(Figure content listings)
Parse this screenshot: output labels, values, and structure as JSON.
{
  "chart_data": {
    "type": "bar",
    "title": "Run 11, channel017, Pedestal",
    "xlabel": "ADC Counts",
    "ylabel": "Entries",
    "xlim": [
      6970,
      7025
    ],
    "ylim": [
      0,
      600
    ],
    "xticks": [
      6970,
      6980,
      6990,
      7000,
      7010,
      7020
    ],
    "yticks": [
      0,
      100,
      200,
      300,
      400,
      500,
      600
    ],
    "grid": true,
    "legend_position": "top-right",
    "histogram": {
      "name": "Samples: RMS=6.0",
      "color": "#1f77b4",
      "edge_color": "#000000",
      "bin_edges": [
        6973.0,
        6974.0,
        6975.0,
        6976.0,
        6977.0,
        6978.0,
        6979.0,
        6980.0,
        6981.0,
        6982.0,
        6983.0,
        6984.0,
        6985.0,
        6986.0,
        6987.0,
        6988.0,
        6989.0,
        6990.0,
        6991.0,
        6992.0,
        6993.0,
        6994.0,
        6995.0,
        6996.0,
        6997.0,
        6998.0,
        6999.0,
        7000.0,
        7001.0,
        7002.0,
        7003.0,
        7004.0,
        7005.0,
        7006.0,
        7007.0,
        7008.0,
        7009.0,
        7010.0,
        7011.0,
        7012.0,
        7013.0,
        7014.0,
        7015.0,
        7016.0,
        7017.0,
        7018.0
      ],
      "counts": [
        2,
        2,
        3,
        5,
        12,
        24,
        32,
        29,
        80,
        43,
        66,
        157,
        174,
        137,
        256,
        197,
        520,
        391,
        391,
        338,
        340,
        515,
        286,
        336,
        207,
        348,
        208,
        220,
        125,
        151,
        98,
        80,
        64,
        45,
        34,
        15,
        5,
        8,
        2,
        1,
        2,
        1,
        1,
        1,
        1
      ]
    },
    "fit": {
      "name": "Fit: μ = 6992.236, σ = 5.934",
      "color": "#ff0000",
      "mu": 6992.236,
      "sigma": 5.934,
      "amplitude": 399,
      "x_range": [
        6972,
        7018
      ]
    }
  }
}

Objective: All of the data above should be transcribed exactly.

Reply to the exercise:
Parse this screenshot: output labels, values, and structure as JSON.
{
  "chart_data": {
    "type": "bar",
    "title": "Run 11, channel017, Pedestal",
    "xlabel": "ADC Counts",
    "ylabel": "Entries",
    "xlim": [
      6970,
      7025
    ],
    "ylim": [
      0,
      600
    ],
    "xticks": [
      6970,
      6980,
      6990,
      7000,
      7010,
      7020
    ],
    "yticks": [
      0,
      100,
      200,
      300,
      400,
      500,
      600
    ],
    "grid": true,
    "legend_position": "top-right",
    "histogram": {
      "name": "Samples: RMS=6.0",
      "color": "#1f77b4",
      "edge_color": "#000000",
      "bin_edges": [
        6973.0,
        6974.0,
        6975.0,
        6976.0,
        6977.0,
        6978.0,
        6979.0,
        6980.0,
        6981.0,
        6982.0,
        6983.0,
        6984.0,
        6985.0,
        6986.0,
        6987.0,
        6988.0,
        6989.0,
        6990.0,
        6991.0,
        6992.0,
        6993.0,
        6994.0,
        6995.0,
        6996.0,
        6997.0,
        6998.0,
        6999.0,
        7000.0,
        7001.0,
        7002.0,
        7003.0,
        7004.0,
        7005.0,
        7006.0,
        7007.0,
        7008.0,
        7009.0,
        7010.0,
        7011.0,
        7012.0,
        7013.0,
        7014.0,
        7015.0,
        7016.0,
        7017.0,
        7018.0
      ],
      "counts": [
        2,
        2,
        3,
        5,
        12,
        24,
        32,
        29,
        80,
        43,
        66,
        157,
        174,
        137,
        256,
        197,
        520,
        391,
        391,
        338,
        340,
        515,
        286,
        336,
        207,
        348,
        208,
        220,
        125,
        151,
        98,
        80,
        64,
        45,
        34,
        15,
        5,
        8,
        2,
        1,
        2,
        1,
        1,
        1,
        1
      ]
    },
    "fit": {
      "name": "Fit: μ = 6992.236, σ = 5.934",
      "color": "#ff0000",
      "mu": 6992.236,
      "sigma": 5.934,
      "amplitude": 399,
      "x_range": [
        6972,
        7018
      ]
    }
  }
}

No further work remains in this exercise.